▶ Entries provided:
------------------------------------------------------------
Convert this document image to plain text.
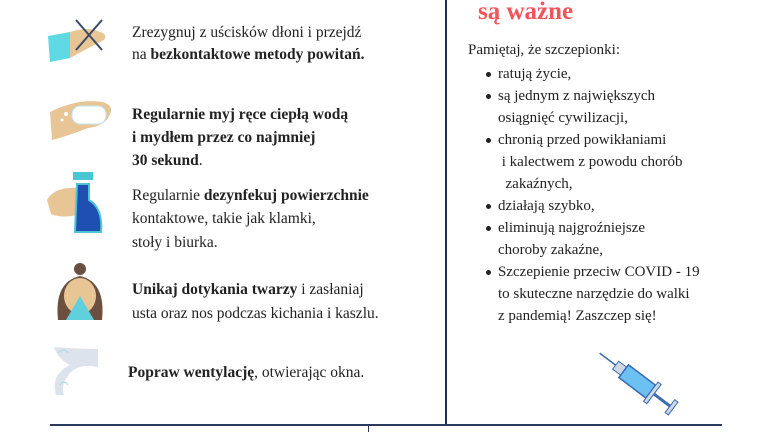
Zrezygnuj z uścisków dłoni i przejdź
na bezkontaktowe metody powitań.
Regularnie myj ręce ciepłą wodą
i mydłem przez co najmniej
30 sekund.
Regularnie dezynfekuj powierzchnie
kontaktowe, takie jak klamki,
stoły i biurka.
Unikaj dotykania twarzy i zasłaniaj
usta oraz nos podczas kichania i kaszlu.
Popraw wentylację, otwierając okna.
są ważne
Pamiętaj, że szczepionki:
ratują życie,
są jednym z największych
osiągnięć cywilizacji,
chronią przed powikłaniami
i kalectwem z powodu chorób
zakaźnych,
działają szybko,
eliminują najgroźniejsze
choroby zakaźne,
Szczepienie przeciw COVID - 19
to skuteczne narzędzie do walki
z pandemią! Zaszczep się!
------------------------------------------------------------
▶ Exercise instructions:
Pictures in the records above are left out; print everything else exactly as written.

▶ Complete response:
Convert this document image to plain text.
Zrezygnuj z uścisków dłoni i przejdź
na bezkontaktowe metody powitań.
Regularnie myj ręce ciepłą wodą
i mydłem przez co najmniej
30 sekund.
Regularnie dezynfekuj powierzchnie
kontaktowe, takie jak klamki,
stoły i biurka.
Unikaj dotykania twarzy i zasłaniaj
usta oraz nos podczas kichania i kaszlu.
Popraw wentylację, otwierając okna.
są ważne
Pamiętaj, że szczepionki:
ratują życie,
są jednym z największych
osiągnięć cywilizacji,
chronią przed powikłaniami
i kalectwem z powodu chorób
zakaźnych,
działają szybko,
eliminują najgroźniejsze
choroby zakaźne,
Szczepienie przeciw COVID - 19
to skuteczne narzędzie do walki
z pandemią! Zaszczep się!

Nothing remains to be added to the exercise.